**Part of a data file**
START

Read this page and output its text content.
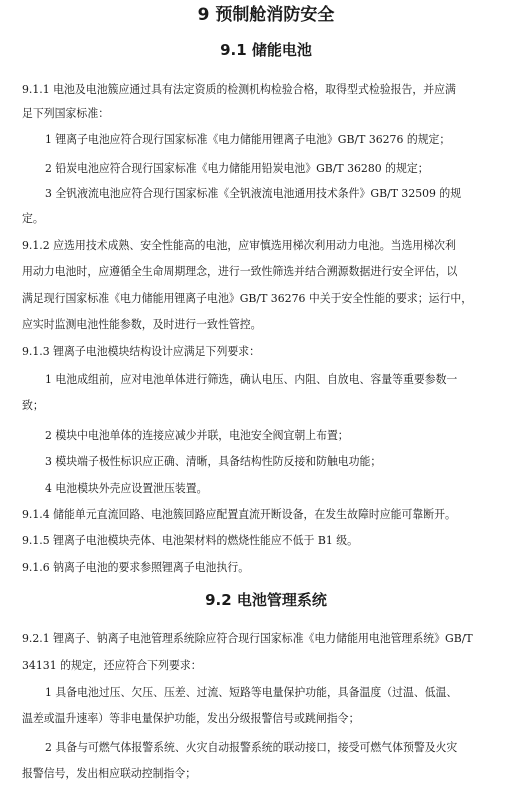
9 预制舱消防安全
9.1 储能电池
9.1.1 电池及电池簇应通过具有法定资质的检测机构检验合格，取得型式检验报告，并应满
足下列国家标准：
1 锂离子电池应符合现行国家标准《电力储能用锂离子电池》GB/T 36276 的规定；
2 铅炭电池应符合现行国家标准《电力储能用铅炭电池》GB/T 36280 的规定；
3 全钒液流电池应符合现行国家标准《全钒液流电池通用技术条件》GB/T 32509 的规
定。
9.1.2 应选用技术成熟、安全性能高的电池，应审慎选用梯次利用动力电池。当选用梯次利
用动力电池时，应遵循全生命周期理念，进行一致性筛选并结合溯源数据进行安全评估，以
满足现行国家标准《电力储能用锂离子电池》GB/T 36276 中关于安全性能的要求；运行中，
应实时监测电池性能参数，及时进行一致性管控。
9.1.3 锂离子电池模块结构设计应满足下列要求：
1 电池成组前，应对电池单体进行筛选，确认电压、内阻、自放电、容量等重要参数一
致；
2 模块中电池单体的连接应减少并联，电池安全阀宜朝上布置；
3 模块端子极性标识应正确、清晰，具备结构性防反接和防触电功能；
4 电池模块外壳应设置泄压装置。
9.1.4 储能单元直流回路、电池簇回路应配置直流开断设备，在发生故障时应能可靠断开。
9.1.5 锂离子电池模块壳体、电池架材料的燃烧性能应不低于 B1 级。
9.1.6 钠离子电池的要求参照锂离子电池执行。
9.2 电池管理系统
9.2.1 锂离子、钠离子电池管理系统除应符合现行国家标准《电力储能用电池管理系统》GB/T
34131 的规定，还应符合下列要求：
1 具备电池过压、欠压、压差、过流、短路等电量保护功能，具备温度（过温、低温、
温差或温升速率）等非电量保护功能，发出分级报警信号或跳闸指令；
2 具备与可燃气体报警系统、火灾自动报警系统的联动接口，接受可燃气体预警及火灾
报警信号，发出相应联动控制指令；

END
START

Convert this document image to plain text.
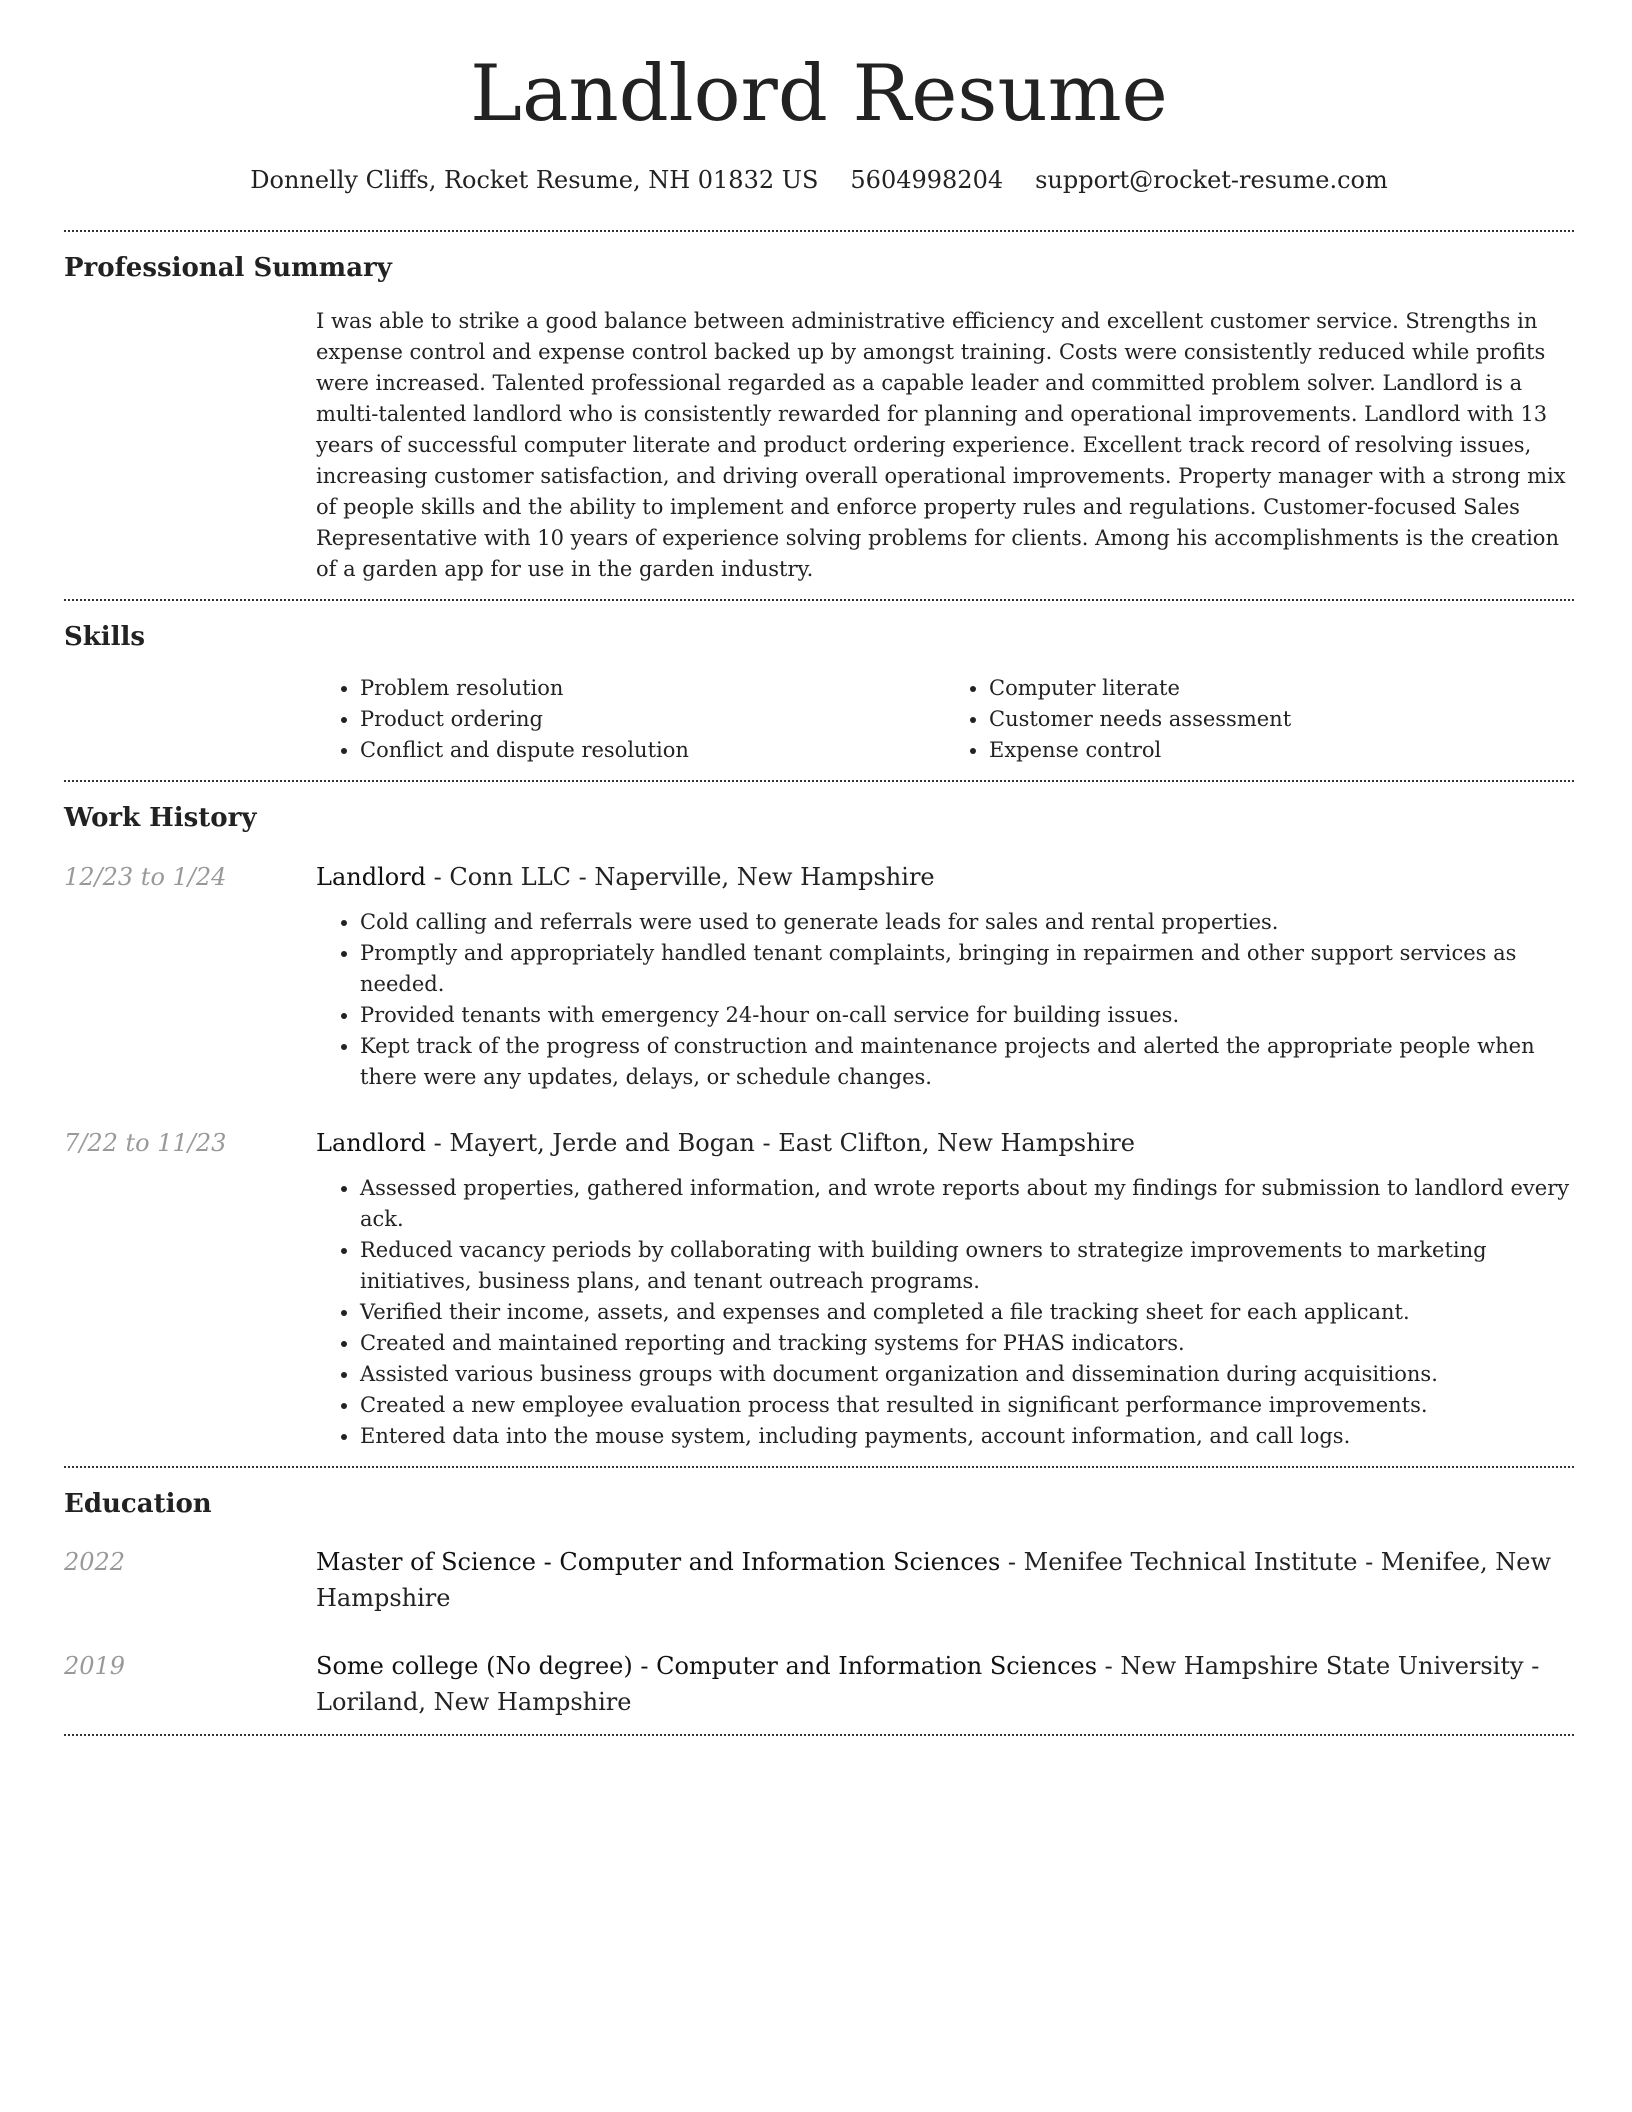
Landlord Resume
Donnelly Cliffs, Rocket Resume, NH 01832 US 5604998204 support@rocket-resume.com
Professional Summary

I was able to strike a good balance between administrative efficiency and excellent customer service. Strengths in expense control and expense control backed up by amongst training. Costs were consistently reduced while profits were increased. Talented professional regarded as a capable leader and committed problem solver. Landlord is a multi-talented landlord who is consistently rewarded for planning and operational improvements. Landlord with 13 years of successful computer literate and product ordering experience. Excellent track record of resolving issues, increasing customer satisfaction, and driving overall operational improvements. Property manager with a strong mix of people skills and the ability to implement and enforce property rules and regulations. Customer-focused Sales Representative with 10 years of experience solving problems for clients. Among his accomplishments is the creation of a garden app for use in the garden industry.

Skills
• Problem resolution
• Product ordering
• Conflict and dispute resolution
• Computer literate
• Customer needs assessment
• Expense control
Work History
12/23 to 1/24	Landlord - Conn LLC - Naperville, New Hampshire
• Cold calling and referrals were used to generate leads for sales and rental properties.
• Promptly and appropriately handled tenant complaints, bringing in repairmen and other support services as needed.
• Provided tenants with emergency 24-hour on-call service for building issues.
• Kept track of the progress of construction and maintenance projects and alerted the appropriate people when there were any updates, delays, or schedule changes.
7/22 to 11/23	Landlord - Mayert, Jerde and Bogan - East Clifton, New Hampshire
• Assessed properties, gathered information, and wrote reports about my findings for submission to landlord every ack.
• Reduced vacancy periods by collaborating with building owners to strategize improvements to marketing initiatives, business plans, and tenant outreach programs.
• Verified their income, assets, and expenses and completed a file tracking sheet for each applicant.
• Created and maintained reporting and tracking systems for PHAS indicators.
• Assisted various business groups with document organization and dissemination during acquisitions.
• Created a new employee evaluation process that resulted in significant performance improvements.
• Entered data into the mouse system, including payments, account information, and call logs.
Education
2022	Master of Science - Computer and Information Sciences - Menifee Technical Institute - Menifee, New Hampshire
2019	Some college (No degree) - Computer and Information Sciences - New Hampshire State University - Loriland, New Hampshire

END

Extract from the material all lines containing the string "tracking".

**RESPONSE FOR THIS EXERCISE**
• Verified their income, assets, and expenses and completed a file tracking sheet for each applicant.
• Created and maintained reporting and tracking systems for PHAS indicators.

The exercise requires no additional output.